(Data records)
┄┄┄┄┄┄┄┄┄┄┄┄┄┄┄┄┄┄┄┄

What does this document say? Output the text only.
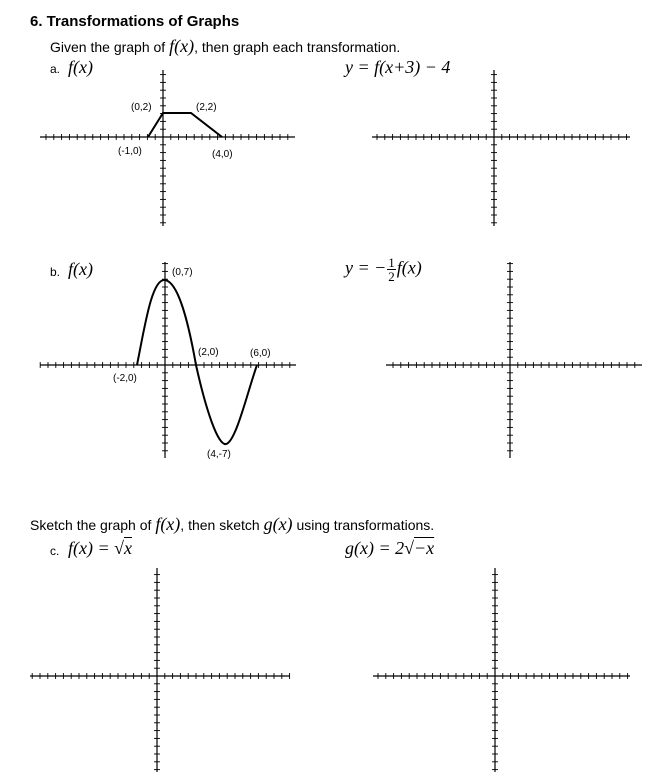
6. Transformations of Graphs
Given the graph of f(x), then graph each transformation.
a. f(x)	y = f(x+3) − 4
b. f(x)	y = − $\frac{1}{2} f(x)$
Sketch the graph of f(x), then sketch g(x) using transformations.
c. f(x) = √x	g(x) = 2√−x
(0,2)	(2,2)
(-1,0)	(4,0)
(0,7)
(2,0)	(6,0)
(-2,0)
(4,-7)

┄┄┄┄┄┄┄┄┄┄┄┄┄┄┄┄┄┄┄┄

▸ Short task:
Write out every record above exactly as it stands, but leave out the pictures.

▸ Full response:
What does this document say? Output the text only.
6. Transformations of Graphs
Given the graph of f(x), then graph each transformation.
a. f(x)	y = f(x+3) − 4
b. f(x)	y = − $\frac{1}{2} f(x)$
Sketch the graph of f(x), then sketch g(x) using transformations.
c. f(x) = √x	g(x) = 2√−x
(0,2)	(2,2)
(-1,0)	(4,0)
(0,7)
(2,0)	(6,0)
(-2,0)
(4,-7)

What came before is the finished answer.